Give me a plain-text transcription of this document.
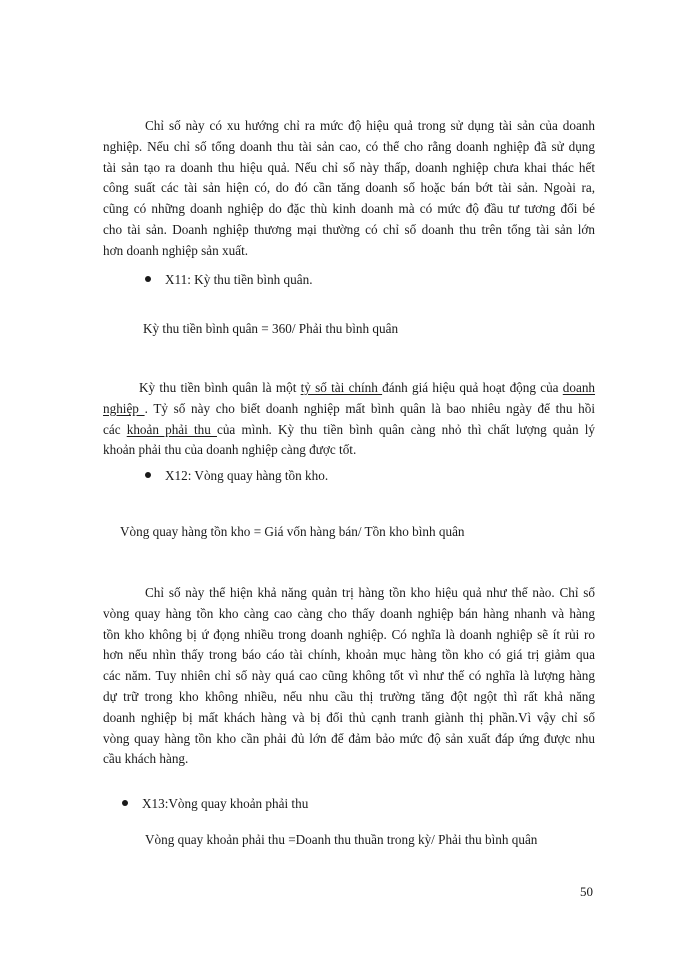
Chỉ số này có xu hướng chỉ ra mức độ hiệu quả trong sử dụng tài sản của doanh
nghiệp. Nếu chỉ số tổng doanh thu tài sản cao, có thể cho rằng doanh nghiệp đã sử dụng
tài sản tạo ra doanh thu hiệu quả. Nếu chỉ số này thấp, doanh nghiệp chưa khai thác hết
công suất các tài sản hiện có, do đó cần tăng doanh số hoặc bán bớt tài sản. Ngoài ra,
cũng có những doanh nghiệp do đặc thù kinh doanh mà có mức độ đầu tư tương đối bé
cho tài sản. Doanh nghiệp thương mại thường có chỉ số doanh thu trên tổng tài sản lớn
hơn doanh nghiệp sản xuất.
X11: Kỳ thu tiền bình quân.
Kỳ thu tiền bình quân = 360/ Phải thu bình quân
Kỳ thu tiền bình quân là một tỷ số tài chính đánh giá hiệu quả hoạt động của doanh
nghiệp . Tỷ số này cho biết doanh nghiệp mất bình quân là bao nhiêu ngày để thu hồi
các khoản phải thu của mình. Kỳ thu tiền bình quân càng nhỏ thì chất lượng quản lý
khoản phải thu của doanh nghiệp càng được tốt.
X12: Vòng quay hàng tồn kho.
Vòng quay hàng tồn kho = Giá vốn hàng bán/ Tồn kho bình quân
Chỉ số này thể hiện khả năng quản trị hàng tồn kho hiệu quả như thế nào. Chỉ số
vòng quay hàng tồn kho càng cao càng cho thấy doanh nghiệp bán hàng nhanh và hàng
tồn kho không bị ứ đọng nhiều trong doanh nghiệp. Có nghĩa là doanh nghiệp sẽ ít rủi ro
hơn nếu nhìn thấy trong báo cáo tài chính, khoản mục hàng tồn kho có giá trị giảm qua
các năm. Tuy nhiên chỉ số này quá cao cũng không tốt vì như thế có nghĩa là lượng hàng
dự trữ trong kho không nhiều, nếu nhu cầu thị trường tăng đột ngột thì rất khả năng
doanh nghiệp bị mất khách hàng và bị đối thủ cạnh tranh giành thị phần.Vì vậy chỉ số
vòng quay hàng tồn kho cần phải đủ lớn để đảm bảo mức độ sản xuất đáp ứng được nhu
cầu khách hàng.
X13:Vòng quay khoản phải thu
Vòng quay khoản phải thu =Doanh thu thuần trong kỳ/ Phải thu bình quân
50
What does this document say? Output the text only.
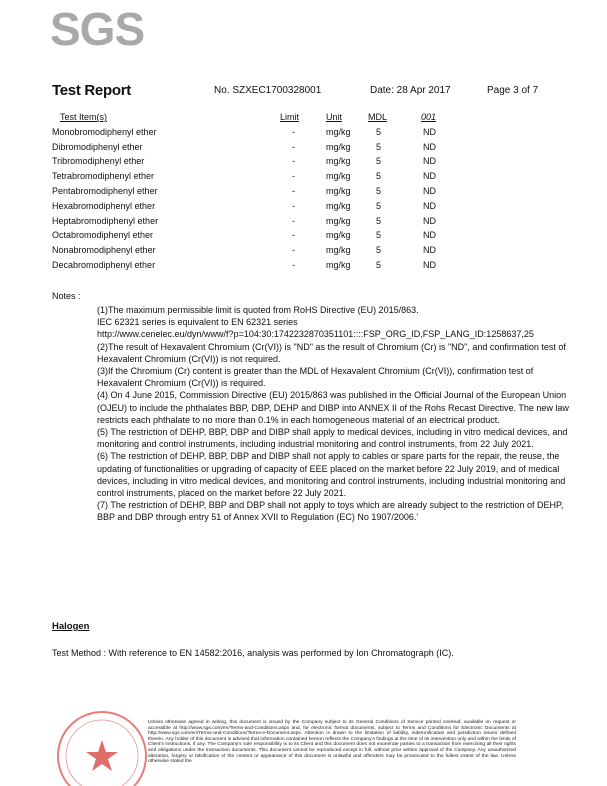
SGS
Test Report	No. SZXEC1700328001	Date: 28 Apr 2017	Page 3 of 7
Test Item(s)	Limit	Unit	MDL	001
Monobromodiphenyl ether	-	mg/kg	5	ND
Dibromodiphenyl ether	-	mg/kg	5	ND
Tribromodiphenyl ether	-	mg/kg	5	ND
Tetrabromodiphenyl ether	-	mg/kg	5	ND
Pentabromodiphenyl ether	-	mg/kg	5	ND
Hexabromodiphenyl ether	-	mg/kg	5	ND
Heptabromodiphenyl ether	-	mg/kg	5	ND
Octabromodiphenyl ether	-	mg/kg	5	ND
Nonabromodiphenyl ether	-	mg/kg	5	ND
Decabromodiphenyl ether	-	mg/kg	5	ND
Notes :

(1)The maximum permissible limit is quoted from RoHS Directive (EU) 2015/863.

IEC 62321 series is equivalent to EN 62321 series

http://www.cenelec.eu/dyn/www/f?p=104:30:1742232870351101::::FSP_ORG_ID,FSP_LANG_ID:1258637,25

(2)The result of Hexavalent Chromium (Cr(VI)) is "ND" as the result of Chromium (Cr) is "ND", and confirmation test of Hexavalent Chromium (Cr(VI)) is not required.

(3)If the Chromium (Cr) content is greater than the MDL of Hexavalent Chromium (Cr(VI)), confirmation test of Hexavalent Chromium (Cr(VI)) is required.

(4) On 4 June 2015, Commission Directive (EU) 2015/863 was published in the Official Journal of the European Union (OJEU) to include the phthalates BBP, DBP, DEHP and DIBP into ANNEX II of the Rohs Recast Directive. The new law restricts each phthalate to no more than 0.1% in each homogeneous material of an electrical product.

(5) The restriction of DEHP, BBP, DBP and DIBP shall apply to medical devices, including in vitro medical devices, and monitoring and control instruments, including industrial monitoring and control instruments, from 22 July 2021.

(6) The restriction of DEHP, BBP, DBP and DIBP shall not apply to cables or spare parts for the repair, the reuse, the updating of functionalities or upgrading of capacity of EEE placed on the market before 22 July 2019, and of medical devices, including in vitro medical devices, and monitoring and control instruments, including industrial monitoring and control instruments, placed on the market before 22 July 2021.

(7) The restriction of DEHP, BBP and DBP shall not apply to toys which are already subject to the restriction of DEHP, BBP and DBP through entry 51 of Annex XVII to Regulation (EC) No 1907/2006.'

Halogen
Test Method : With reference to EN 14582:2016, analysis was performed by Ion Chromatograph (IC).
Unless otherwise agreed in writing, this document is issued by the Company subject to its General Conditions of Service printed overleaf, available on request or accessible at http://www.sgs.com/en/Terms-and-Conditions.aspx and, for electronic format documents, subject to Terms and Conditions for Electronic Documents at http://www.sgs.com/en/Terms-and-Conditions/Terms-e-Document.aspx. Attention is drawn to the limitation of liability, indemnification and jurisdiction issues defined therein. Any holder of this document is advised that information contained hereon reflects the Company's findings at the time of its intervention only and within the limits of Client's instructions, if any. The Company's sole responsibility is to its Client and this document does not exonerate parties to a transaction from exercising all their rights and obligations under the transaction documents. This document cannot be reproduced except in full, without prior written approval of the Company. Any unauthorized alteration, forgery or falsification of the content or appearance of this document is unlawful and offenders may be prosecuted to the fullest extent of the law. Unless otherwise stated the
□ □ □ □ □ □ □
> [SHORT PROBLEM]: Transcribe the records above exactly, omitting every picture they contain.

> [WRITTEN SOLUTION]:
Give me a plain-text transcription of this document.
Chỉ số này có xu hướng chỉ ra mức độ hiệu quả trong sử dụng tài sản của doanh
nghiệp. Nếu chỉ số tổng doanh thu tài sản cao, có thể cho rằng doanh nghiệp đã sử dụng
tài sản tạo ra doanh thu hiệu quả. Nếu chỉ số này thấp, doanh nghiệp chưa khai thác hết
công suất các tài sản hiện có, do đó cần tăng doanh số hoặc bán bớt tài sản. Ngoài ra,
cũng có những doanh nghiệp do đặc thù kinh doanh mà có mức độ đầu tư tương đối bé
cho tài sản. Doanh nghiệp thương mại thường có chỉ số doanh thu trên tổng tài sản lớn
hơn doanh nghiệp sản xuất.
X11: Kỳ thu tiền bình quân.
Kỳ thu tiền bình quân = 360/ Phải thu bình quân
Kỳ thu tiền bình quân là một tỷ số tài chính đánh giá hiệu quả hoạt động của doanh
nghiệp . Tỷ số này cho biết doanh nghiệp mất bình quân là bao nhiêu ngày để thu hồi
các khoản phải thu của mình. Kỳ thu tiền bình quân càng nhỏ thì chất lượng quản lý
khoản phải thu của doanh nghiệp càng được tốt.
X12: Vòng quay hàng tồn kho.
Vòng quay hàng tồn kho = Giá vốn hàng bán/ Tồn kho bình quân
Chỉ số này thể hiện khả năng quản trị hàng tồn kho hiệu quả như thế nào. Chỉ số
vòng quay hàng tồn kho càng cao càng cho thấy doanh nghiệp bán hàng nhanh và hàng
tồn kho không bị ứ đọng nhiều trong doanh nghiệp. Có nghĩa là doanh nghiệp sẽ ít rủi ro
hơn nếu nhìn thấy trong báo cáo tài chính, khoản mục hàng tồn kho có giá trị giảm qua
các năm. Tuy nhiên chỉ số này quá cao cũng không tốt vì như thế có nghĩa là lượng hàng
dự trữ trong kho không nhiều, nếu nhu cầu thị trường tăng đột ngột thì rất khả năng
doanh nghiệp bị mất khách hàng và bị đối thủ cạnh tranh giành thị phần.Vì vậy chỉ số
vòng quay hàng tồn kho cần phải đủ lớn để đảm bảo mức độ sản xuất đáp ứng được nhu
cầu khách hàng.
X13:Vòng quay khoản phải thu
Vòng quay khoản phải thu =Doanh thu thuần trong kỳ/ Phải thu bình quân
50
What does this document say? Output the text only.
SGS
Test Report	No. SZXEC1700328001	Date: 28 Apr 2017	Page 3 of 7
Test Item(s)	Limit	Unit	MDL	001
Monobromodiphenyl ether	-	mg/kg	5	ND
Dibromodiphenyl ether	-	mg/kg	5	ND
Tribromodiphenyl ether	-	mg/kg	5	ND
Tetrabromodiphenyl ether	-	mg/kg	5	ND
Pentabromodiphenyl ether	-	mg/kg	5	ND
Hexabromodiphenyl ether	-	mg/kg	5	ND
Heptabromodiphenyl ether	-	mg/kg	5	ND
Octabromodiphenyl ether	-	mg/kg	5	ND
Nonabromodiphenyl ether	-	mg/kg	5	ND
Decabromodiphenyl ether	-	mg/kg	5	ND
Notes :

(1)The maximum permissible limit is quoted from RoHS Directive (EU) 2015/863.

IEC 62321 series is equivalent to EN 62321 series

http://www.cenelec.eu/dyn/www/f?p=104:30:1742232870351101::::FSP_ORG_ID,FSP_LANG_ID:1258637,25

(2)The result of Hexavalent Chromium (Cr(VI)) is "ND" as the result of Chromium (Cr) is "ND", and confirmation test of Hexavalent Chromium (Cr(VI)) is not required.

(3)If the Chromium (Cr) content is greater than the MDL of Hexavalent Chromium (Cr(VI)), confirmation test of Hexavalent Chromium (Cr(VI)) is required.

(4) On 4 June 2015, Commission Directive (EU) 2015/863 was published in the Official Journal of the European Union (OJEU) to include the phthalates BBP, DBP, DEHP and DIBP into ANNEX II of the Rohs Recast Directive. The new law restricts each phthalate to no more than 0.1% in each homogeneous material of an electrical product.

(5) The restriction of DEHP, BBP, DBP and DIBP shall apply to medical devices, including in vitro medical devices, and monitoring and control instruments, including industrial monitoring and control instruments, from 22 July 2021.

(6) The restriction of DEHP, BBP, DBP and DIBP shall not apply to cables or spare parts for the repair, the reuse, the updating of functionalities or upgrading of capacity of EEE placed on the market before 22 July 2019, and of medical devices, including in vitro medical devices, and monitoring and control instruments, including industrial monitoring and control instruments, placed on the market before 22 July 2021.

(7) The restriction of DEHP, BBP and DBP shall not apply to toys which are already subject to the restriction of DEHP, BBP and DBP through entry 51 of Annex XVII to Regulation (EC) No 1907/2006.'

Halogen
Test Method : With reference to EN 14582:2016, analysis was performed by Ion Chromatograph (IC).
Unless otherwise agreed in writing, this document is issued by the Company subject to its General Conditions of Service printed overleaf, available on request or accessible at http://www.sgs.com/en/Terms-and-Conditions.aspx and, for electronic format documents, subject to Terms and Conditions for Electronic Documents at http://www.sgs.com/en/Terms-and-Conditions/Terms-e-Document.aspx. Attention is drawn to the limitation of liability, indemnification and jurisdiction issues defined therein. Any holder of this document is advised that information contained hereon reflects the Company's findings at the time of its intervention only and within the limits of Client's instructions, if any. The Company's sole responsibility is to its Client and this document does not exonerate parties to a transaction from exercising all their rights and obligations under the transaction documents. This document cannot be reproduced except in full, without prior written approval of the Company. Any unauthorized alteration, forgery or falsification of the content or appearance of this document is unlawful and offenders may be prosecuted to the fullest extent of the law. Unless otherwise stated the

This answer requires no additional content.